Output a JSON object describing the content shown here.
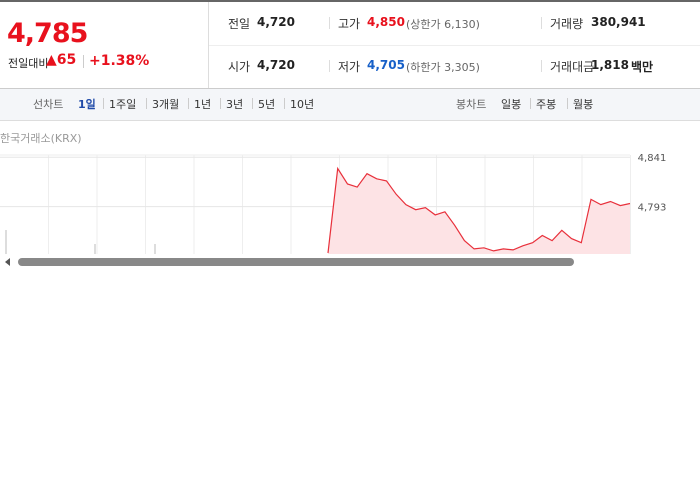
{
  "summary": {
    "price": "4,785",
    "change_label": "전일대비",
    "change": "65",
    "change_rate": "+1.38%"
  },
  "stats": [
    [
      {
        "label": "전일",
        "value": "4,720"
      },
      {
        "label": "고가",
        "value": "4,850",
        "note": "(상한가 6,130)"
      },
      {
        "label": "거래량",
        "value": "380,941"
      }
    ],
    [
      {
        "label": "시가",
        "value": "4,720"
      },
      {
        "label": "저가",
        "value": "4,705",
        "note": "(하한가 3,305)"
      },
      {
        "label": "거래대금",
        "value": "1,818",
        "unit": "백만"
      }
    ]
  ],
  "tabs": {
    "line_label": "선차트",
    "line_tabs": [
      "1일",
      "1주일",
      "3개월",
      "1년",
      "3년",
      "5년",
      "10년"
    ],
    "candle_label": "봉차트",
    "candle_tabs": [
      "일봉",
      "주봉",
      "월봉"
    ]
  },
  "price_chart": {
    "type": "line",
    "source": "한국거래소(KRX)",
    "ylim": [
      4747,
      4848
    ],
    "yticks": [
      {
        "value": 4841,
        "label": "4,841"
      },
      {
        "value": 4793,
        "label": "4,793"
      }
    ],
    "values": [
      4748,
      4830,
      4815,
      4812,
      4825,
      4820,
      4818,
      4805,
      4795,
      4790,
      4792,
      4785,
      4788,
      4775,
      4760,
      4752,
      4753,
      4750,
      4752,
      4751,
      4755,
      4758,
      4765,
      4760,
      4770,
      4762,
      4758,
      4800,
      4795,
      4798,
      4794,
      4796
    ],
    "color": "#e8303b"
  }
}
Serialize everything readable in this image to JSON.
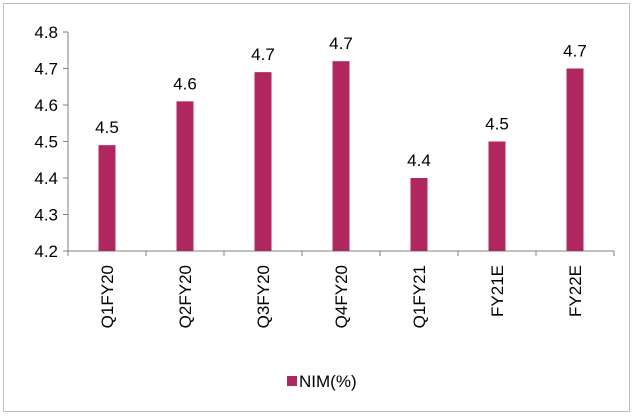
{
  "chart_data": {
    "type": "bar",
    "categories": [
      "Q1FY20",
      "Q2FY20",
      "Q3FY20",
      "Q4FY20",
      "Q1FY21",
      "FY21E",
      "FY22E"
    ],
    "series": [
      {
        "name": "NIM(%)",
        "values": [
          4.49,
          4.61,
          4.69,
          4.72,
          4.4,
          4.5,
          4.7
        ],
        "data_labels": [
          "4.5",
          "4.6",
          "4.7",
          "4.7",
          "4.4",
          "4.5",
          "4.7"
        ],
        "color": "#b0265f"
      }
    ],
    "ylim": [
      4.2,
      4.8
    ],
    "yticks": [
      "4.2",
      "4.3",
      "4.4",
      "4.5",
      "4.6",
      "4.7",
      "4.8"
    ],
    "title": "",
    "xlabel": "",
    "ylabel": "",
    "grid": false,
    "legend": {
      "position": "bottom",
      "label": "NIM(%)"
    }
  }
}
-----
_Task requirements_
Count the lines in the entries that hold the word "JSON", and give nothing but the total.

_Complete answer_
2